SOURCE DOCUMENT:
You might check out American School (American School of Correspondence). I just found and bookmarked their website today. I am going to email or call them to see if this is a good fit for my daughter.
Kara, single mom of 4 girls (5, 8, 16 and 19)
Kids have strokes too!
Okay, this is one of those situations where I would approach the choice of curriculum as the first curriculum. In other words, I would heavily involve your dd is investigating and choosing her learning course. It might require a lot of legwork and research, but that's fine: treat it as your first month's worth of homeschooling.
Your dd is at a great age for taking an interest and an active role in discovering her learning strengths, her preferred learning style, identifying goals and ambitions and areas of interest. Beginning homeschooling is a great chance to really examine all that stuff in depth. The bonus is that she will be far more invested in making stuff work if she's the one who helped choose it.
She could take some learning styles quizzes on-line. VARK-learn has a pretty decent one. She could investigate on-line demos of various technology-assisted learning programs. There are some that are focused on on-line lectures, like the history and science stuff as www.khanacademy.org . There are some that are whiteboard demonstrations and self-paced interactive software, like the math offerings at khanacademy (free) or the ALEKS math program (demo available) or the Plato CyberEd high school science courses. She could design her own "courses" based on her interests and a project-oriented model. She might have unconventional learning interests like ... oh, psychology or film studies or music theory. She might like to explore some areas of learning through field trips or volunteer work. She could research textbooks and online schooling options, taking into account cost and accountability and restrictiveness.
Obviously she's unlikely to manage all this completely on her own. She'll likely need lots of facilitation and support from you. I would start out with a brainstorming session where you identify the things she wants to learn this year, and begin talking about the range of options that might be available and ways that the two of you could research them together.
Personally I would suggest that with her asynchronous skills you should stay away from "complete curriculum" offerings. She's likely going to need flexibility in terms of level and pace to have her needs met properly in various different subjects.
One quick specific thought. If she's struggling in Algebra 1a but doesn't want to bail on higher math, there's an old program from Key Curriculum Press called "Key to Alegbra" which might be the ticket. It's an introduction to algebra which is good at building foundational concepts, is presented unintimidatingly in a series of slim workbooks which typically give students a confidence boost and might help fill in any gaps. It can be completed in just a few weeks by a motivated student (or might stretch out over half a year) and might be a great "bridge" for your dd.
Mountain mama to one great kid and three great grown-ups
Where are you in Massachusetts? North Star, which is in Hadley is an amazing school/homeschool program for self-directed learning. If you are in the area you should at least talk with them.
Totally agree with moominmomma (as usual!) Take your time, no need to dive into anything too quickly (a deschooling period is usually a good idea anyway), and use that time to research options with your daughter's input.
If she's still having reversal problems at age 14, it's probably worth looking into dyslexia. If you can identify that as a defined issue, then it will give you lots of guidelines for helping her and tailoring her learning to suit her needs so she can finally excel!
For biology for this age, you could look into NOEO -- their level 3 biology, for ages 12-15, isn't out until this summer, but if you can wait until then it might be a good fit. Or you could try their physics or chemistry level 3 programs.
There are lots of options for math. She might enjoy Life of Fred, or LiveOnline, or TenMarks, or VideoText. That's just off the top of my head, I know there's lots more than that.

PROBLEM 1:
Reproduce the portion of the homeschooling advice between "If she's still" and "can finally excel!", inclusive.
PROBLEM 2:
List every math program named in the homeschooling advice's sentence that begins "She might enjoy".

EXTRACTED RECORDS:
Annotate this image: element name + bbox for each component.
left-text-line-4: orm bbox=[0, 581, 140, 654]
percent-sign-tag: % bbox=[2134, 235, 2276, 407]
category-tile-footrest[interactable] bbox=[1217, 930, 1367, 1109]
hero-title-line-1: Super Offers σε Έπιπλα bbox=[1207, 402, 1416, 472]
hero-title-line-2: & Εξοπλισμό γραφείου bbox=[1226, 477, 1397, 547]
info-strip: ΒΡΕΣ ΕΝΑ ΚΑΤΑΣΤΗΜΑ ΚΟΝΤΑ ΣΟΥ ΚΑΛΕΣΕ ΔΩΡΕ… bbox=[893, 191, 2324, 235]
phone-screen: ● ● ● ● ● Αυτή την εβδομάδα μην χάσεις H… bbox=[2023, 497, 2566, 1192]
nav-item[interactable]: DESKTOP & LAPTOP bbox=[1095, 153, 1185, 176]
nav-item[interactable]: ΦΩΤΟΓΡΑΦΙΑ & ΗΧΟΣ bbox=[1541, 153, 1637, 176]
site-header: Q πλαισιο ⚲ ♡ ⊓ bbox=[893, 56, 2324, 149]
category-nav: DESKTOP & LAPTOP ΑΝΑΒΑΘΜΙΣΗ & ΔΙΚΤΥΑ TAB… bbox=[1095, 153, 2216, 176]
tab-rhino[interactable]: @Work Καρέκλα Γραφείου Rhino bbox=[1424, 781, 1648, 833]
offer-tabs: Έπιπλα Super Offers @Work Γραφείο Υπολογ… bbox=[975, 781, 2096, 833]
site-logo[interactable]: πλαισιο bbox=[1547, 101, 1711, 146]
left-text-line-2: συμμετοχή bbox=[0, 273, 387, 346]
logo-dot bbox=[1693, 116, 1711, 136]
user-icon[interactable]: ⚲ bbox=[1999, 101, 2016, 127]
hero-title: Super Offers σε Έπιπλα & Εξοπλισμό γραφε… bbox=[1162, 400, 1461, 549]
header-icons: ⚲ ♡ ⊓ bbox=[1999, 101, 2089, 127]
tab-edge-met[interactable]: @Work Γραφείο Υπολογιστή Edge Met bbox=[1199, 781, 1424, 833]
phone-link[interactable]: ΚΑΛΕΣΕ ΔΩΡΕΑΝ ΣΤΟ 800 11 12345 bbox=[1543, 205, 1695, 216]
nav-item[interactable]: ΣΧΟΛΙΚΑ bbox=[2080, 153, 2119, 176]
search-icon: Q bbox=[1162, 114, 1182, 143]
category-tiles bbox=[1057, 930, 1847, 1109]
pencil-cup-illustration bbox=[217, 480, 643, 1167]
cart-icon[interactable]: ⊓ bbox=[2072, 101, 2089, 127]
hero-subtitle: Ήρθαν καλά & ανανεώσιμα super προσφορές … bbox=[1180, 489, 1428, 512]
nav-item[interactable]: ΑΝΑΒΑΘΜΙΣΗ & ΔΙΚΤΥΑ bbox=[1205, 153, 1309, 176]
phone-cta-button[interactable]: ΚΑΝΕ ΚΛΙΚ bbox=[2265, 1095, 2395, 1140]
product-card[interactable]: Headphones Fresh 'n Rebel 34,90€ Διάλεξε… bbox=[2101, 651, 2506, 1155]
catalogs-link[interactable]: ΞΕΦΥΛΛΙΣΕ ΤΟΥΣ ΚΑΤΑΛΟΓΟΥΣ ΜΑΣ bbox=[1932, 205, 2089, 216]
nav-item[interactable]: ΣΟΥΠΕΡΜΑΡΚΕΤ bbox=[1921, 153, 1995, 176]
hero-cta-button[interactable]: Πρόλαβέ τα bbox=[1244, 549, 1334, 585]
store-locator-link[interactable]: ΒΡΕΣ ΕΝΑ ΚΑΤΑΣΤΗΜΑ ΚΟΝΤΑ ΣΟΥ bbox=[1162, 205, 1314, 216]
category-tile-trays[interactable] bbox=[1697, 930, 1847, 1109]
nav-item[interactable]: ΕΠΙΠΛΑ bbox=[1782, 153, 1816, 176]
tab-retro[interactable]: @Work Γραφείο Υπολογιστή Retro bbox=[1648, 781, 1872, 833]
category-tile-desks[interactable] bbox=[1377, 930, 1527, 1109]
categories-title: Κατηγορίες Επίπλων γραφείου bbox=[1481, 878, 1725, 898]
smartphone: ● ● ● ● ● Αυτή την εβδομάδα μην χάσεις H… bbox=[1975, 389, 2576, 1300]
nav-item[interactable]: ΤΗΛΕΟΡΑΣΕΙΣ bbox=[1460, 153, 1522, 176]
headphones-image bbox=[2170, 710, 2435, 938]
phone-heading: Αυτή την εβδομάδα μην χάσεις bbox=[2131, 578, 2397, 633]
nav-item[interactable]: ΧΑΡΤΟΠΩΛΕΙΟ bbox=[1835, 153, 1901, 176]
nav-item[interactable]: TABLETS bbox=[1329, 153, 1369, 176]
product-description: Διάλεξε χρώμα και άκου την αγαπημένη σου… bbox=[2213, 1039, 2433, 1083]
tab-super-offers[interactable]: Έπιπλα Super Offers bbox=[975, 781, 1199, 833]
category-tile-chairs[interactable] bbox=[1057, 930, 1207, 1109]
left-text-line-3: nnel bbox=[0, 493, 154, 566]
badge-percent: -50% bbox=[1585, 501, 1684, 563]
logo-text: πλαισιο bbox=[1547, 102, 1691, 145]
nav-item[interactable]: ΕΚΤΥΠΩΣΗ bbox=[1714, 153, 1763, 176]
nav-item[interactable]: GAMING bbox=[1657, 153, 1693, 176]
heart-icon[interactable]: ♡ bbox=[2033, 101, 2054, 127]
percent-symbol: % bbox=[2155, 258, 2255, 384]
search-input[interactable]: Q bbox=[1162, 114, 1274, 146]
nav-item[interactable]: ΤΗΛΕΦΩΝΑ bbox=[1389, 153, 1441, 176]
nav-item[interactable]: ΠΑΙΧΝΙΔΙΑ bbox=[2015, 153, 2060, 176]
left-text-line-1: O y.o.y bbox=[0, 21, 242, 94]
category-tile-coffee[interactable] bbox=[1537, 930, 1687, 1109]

RESPONSE 1:
If she's still having reversal problems at age 14, it's probably worth looking into dyslexia. If you can identify that as a defined issue, then it will give you lots of guidelines for helping her and tailoring her learning to suit her needs so she can finally excel!

RESPONSE 2:
Life of Fred
LiveOnline
TenMarks
VideoText